> **PROBLEM REQUIREMENTS**
Scan the data below and pick out the lines containing the word "lado".

> **RECORDED DATA**

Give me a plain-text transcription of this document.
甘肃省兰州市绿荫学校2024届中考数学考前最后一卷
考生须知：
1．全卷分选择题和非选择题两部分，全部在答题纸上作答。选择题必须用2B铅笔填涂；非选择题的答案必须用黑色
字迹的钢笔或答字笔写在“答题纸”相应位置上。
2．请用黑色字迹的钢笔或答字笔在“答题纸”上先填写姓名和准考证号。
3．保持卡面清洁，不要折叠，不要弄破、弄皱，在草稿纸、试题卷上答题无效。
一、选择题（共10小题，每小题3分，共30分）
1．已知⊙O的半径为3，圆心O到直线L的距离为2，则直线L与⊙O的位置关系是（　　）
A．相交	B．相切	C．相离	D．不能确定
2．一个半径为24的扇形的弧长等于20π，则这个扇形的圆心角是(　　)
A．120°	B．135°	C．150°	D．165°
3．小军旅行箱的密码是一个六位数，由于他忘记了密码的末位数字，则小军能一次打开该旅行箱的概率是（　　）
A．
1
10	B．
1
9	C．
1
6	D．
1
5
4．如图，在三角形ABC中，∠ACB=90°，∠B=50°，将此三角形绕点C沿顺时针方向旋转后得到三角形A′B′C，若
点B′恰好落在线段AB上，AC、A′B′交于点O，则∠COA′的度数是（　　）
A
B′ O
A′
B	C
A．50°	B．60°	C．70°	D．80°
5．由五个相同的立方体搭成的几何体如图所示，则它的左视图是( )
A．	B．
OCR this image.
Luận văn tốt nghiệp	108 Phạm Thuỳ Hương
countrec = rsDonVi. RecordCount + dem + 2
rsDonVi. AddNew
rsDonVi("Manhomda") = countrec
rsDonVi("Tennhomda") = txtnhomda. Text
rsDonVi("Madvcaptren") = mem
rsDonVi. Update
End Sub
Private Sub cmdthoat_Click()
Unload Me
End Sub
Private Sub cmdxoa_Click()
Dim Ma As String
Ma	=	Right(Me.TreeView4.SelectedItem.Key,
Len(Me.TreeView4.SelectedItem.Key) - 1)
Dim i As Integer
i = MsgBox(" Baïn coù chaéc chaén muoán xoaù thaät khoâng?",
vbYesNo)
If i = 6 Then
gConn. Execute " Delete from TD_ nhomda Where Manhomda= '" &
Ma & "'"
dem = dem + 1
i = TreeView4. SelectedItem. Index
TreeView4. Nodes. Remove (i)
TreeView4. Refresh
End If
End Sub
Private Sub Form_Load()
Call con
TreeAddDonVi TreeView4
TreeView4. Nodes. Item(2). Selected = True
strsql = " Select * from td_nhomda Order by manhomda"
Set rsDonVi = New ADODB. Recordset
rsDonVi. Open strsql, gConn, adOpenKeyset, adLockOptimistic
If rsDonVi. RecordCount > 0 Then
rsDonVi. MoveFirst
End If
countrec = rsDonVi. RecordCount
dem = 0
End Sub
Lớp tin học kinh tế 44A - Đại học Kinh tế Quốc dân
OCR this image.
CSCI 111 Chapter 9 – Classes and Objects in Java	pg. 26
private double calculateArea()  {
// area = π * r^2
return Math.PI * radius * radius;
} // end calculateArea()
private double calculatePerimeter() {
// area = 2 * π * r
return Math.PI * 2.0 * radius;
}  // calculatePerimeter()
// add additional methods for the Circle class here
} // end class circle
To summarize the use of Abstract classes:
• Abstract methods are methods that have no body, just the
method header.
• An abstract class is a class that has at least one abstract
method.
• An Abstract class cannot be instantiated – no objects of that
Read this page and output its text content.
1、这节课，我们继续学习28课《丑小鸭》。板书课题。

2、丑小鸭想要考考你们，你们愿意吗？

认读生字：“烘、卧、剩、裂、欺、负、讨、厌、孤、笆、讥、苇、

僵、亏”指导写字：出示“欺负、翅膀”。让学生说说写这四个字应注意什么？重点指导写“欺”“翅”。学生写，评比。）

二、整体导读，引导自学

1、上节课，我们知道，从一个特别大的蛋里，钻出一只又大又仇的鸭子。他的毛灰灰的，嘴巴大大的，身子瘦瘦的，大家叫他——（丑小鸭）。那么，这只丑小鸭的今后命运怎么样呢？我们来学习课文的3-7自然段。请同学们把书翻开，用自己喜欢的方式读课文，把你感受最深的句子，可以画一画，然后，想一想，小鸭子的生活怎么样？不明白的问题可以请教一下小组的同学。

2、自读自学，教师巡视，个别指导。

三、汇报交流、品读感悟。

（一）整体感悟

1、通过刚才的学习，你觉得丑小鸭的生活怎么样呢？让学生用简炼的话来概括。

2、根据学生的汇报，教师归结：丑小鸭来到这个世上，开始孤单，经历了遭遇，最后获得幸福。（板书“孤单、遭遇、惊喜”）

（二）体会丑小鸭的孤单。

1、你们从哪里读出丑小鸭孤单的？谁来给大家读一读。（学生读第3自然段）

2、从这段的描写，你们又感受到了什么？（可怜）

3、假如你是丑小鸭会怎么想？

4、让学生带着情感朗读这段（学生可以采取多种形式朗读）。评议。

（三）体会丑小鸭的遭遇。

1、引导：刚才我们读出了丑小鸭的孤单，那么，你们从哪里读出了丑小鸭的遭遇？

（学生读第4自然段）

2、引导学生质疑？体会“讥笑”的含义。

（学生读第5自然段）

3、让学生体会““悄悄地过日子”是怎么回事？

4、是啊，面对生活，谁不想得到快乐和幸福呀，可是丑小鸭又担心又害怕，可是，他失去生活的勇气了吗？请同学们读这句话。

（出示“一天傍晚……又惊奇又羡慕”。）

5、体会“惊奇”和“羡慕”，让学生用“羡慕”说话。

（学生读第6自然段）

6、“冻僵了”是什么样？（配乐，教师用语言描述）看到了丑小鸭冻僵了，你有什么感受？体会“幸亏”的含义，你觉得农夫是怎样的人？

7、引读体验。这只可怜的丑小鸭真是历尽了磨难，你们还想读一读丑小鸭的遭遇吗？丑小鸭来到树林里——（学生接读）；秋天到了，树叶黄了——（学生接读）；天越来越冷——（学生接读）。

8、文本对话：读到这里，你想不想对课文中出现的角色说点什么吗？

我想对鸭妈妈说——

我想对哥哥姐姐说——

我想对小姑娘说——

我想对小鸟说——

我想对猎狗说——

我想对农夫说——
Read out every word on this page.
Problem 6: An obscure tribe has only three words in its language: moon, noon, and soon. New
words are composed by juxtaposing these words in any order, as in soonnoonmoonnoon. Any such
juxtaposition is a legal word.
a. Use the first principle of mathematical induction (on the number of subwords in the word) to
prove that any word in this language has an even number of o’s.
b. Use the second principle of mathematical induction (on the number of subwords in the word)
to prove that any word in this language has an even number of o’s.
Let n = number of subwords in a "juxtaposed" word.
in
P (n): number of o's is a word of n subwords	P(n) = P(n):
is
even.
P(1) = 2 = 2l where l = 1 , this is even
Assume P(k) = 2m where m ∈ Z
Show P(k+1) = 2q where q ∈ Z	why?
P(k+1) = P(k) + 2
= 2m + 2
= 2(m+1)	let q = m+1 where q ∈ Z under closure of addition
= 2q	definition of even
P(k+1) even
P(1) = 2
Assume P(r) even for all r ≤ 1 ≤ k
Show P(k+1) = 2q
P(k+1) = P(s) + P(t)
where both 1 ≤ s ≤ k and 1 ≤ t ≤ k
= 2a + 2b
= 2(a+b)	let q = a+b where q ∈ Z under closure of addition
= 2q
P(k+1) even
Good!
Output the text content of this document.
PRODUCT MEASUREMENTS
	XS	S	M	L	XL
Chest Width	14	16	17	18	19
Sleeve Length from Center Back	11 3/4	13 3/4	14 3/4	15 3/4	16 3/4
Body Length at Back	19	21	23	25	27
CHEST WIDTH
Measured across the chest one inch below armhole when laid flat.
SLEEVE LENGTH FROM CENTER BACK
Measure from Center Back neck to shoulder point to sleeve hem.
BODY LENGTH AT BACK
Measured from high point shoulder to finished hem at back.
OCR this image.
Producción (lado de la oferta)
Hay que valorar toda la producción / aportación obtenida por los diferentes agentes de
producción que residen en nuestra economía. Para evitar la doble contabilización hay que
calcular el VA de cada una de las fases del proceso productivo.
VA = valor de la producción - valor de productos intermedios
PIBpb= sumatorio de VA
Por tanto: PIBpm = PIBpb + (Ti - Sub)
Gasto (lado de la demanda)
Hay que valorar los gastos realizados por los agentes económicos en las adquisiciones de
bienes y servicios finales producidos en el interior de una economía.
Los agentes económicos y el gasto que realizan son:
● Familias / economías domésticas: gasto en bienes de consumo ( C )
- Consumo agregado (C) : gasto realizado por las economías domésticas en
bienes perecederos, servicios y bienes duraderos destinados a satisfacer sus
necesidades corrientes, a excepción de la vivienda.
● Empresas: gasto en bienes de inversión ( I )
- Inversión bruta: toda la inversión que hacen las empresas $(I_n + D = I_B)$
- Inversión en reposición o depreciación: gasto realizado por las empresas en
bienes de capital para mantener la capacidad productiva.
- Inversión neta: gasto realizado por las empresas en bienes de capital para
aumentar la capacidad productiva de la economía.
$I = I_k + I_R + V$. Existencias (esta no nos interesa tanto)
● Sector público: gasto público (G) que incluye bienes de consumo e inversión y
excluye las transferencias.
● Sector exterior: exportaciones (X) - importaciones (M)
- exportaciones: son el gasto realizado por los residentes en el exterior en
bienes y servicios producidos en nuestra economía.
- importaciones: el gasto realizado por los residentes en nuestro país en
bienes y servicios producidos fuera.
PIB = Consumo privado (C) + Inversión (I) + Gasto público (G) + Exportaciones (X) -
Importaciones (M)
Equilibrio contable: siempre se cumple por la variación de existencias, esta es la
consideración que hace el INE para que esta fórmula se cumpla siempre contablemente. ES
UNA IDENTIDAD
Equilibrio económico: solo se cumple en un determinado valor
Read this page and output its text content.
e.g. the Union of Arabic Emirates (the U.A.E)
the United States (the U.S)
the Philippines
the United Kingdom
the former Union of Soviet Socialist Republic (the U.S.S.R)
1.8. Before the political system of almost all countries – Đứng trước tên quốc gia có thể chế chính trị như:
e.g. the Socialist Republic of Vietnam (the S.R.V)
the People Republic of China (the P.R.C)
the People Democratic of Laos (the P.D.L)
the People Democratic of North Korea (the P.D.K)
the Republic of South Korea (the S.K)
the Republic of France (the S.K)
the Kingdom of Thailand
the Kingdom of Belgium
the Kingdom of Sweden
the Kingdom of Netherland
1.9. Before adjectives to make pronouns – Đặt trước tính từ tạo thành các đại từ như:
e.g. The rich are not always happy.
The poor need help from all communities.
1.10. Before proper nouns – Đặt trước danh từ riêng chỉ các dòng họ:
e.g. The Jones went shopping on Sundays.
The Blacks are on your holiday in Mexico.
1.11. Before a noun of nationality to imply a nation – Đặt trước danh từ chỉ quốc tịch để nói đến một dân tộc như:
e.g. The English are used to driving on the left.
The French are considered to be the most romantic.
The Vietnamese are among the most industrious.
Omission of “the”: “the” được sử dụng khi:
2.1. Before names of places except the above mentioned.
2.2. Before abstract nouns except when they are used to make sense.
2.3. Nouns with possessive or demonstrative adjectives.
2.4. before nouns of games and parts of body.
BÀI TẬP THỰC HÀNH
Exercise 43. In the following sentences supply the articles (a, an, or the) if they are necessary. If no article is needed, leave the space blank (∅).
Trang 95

> **RESULT**
Producción (lado de la oferta)
Gasto (lado de la demanda)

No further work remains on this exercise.